## Problem statement
Copy each line below that includes "this".

* BEGIN Exercise materials *

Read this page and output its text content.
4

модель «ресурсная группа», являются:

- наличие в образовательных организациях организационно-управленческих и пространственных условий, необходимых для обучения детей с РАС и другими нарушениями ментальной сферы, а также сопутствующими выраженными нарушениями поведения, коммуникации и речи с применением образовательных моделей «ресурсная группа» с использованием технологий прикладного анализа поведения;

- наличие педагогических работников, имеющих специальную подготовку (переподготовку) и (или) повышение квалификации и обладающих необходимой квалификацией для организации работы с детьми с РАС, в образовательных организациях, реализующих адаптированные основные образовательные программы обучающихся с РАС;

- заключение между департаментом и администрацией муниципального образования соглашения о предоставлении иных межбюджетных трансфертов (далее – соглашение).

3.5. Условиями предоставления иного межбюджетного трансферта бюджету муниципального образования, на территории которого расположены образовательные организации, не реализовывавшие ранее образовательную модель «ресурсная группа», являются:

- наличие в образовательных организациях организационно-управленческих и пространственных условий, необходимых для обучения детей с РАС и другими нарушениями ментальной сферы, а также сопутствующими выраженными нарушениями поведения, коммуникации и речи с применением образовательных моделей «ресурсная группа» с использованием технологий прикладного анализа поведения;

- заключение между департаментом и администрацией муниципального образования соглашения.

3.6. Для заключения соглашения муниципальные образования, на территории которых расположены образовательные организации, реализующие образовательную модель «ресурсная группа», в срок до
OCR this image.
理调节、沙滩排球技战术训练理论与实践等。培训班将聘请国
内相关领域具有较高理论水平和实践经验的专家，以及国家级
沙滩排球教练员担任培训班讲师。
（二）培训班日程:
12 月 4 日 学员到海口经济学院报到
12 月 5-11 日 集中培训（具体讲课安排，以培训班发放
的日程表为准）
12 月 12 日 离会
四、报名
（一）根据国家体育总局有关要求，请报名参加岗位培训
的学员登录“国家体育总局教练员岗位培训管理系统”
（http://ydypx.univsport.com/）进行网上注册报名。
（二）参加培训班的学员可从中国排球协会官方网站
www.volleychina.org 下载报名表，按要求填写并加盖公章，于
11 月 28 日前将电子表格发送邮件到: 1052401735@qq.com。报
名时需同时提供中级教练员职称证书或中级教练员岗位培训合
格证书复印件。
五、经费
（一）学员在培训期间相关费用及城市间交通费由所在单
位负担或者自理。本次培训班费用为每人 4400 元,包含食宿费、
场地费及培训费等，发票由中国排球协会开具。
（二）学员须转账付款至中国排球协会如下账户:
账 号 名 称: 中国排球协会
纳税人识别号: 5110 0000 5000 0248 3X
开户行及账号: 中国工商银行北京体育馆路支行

* END Exercise materials *

## Answer below
Read this page and output its text content.
OCR this image.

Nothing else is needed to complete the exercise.